## SOURCE DOCUMENT
--- BEGIN ---

The Go-Ahead Plan is a Group plan for related companies where risks are shared. The overall costs of the Go-Ahead Plan have been recognised in the Group's financial statements according to IAS 19. Each of the participating companies accounts on the basis of contributions paid by that company. The Group accounts for the difference between the aggregate IAS 19 cost of the scheme and the aggregate contributions paid.
During the year ended 30 June 2012, the Wilts and Dorset Pension Scheme, and the Southern Vectis Group Pension Plan merged into the Go-Ahead Plan. These were defined benefit schemes which were externally funded and contracted-out of the State Second Pension Plan. A defined benefit plan which existed for employees who transferred from East Thames Buses, also transferred to the Go-Ahead Plan during the year ended 30 June 2012. All transferring schemes were closed to new entrants. The Go-Ahead Plan remains structured as a pooled arrangement, with no sectionalisation of the assets and liabilities attributable to the transferring schemes. Members of the transferring schemes were provided the same benefits for past and future service in the Go-Ahead Plan as they had previously been entitled to.

--- END ---

## DATASET SECTION
--- BEGIN ---

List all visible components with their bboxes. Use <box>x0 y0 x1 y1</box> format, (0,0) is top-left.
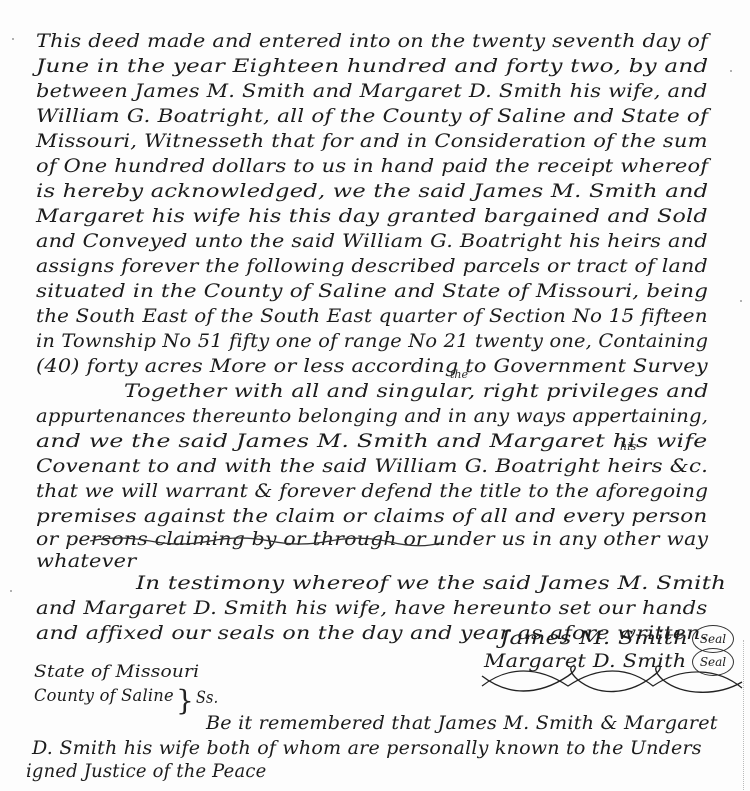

--- END ---

## PROMPT
In the pension plan passage, which standard is used to recognize the overall costs of the Go-Ahead Plan in the Group's financial statements? Work from the pension plan passage alone.

## EXERCISE SOLUTION
IAS 19.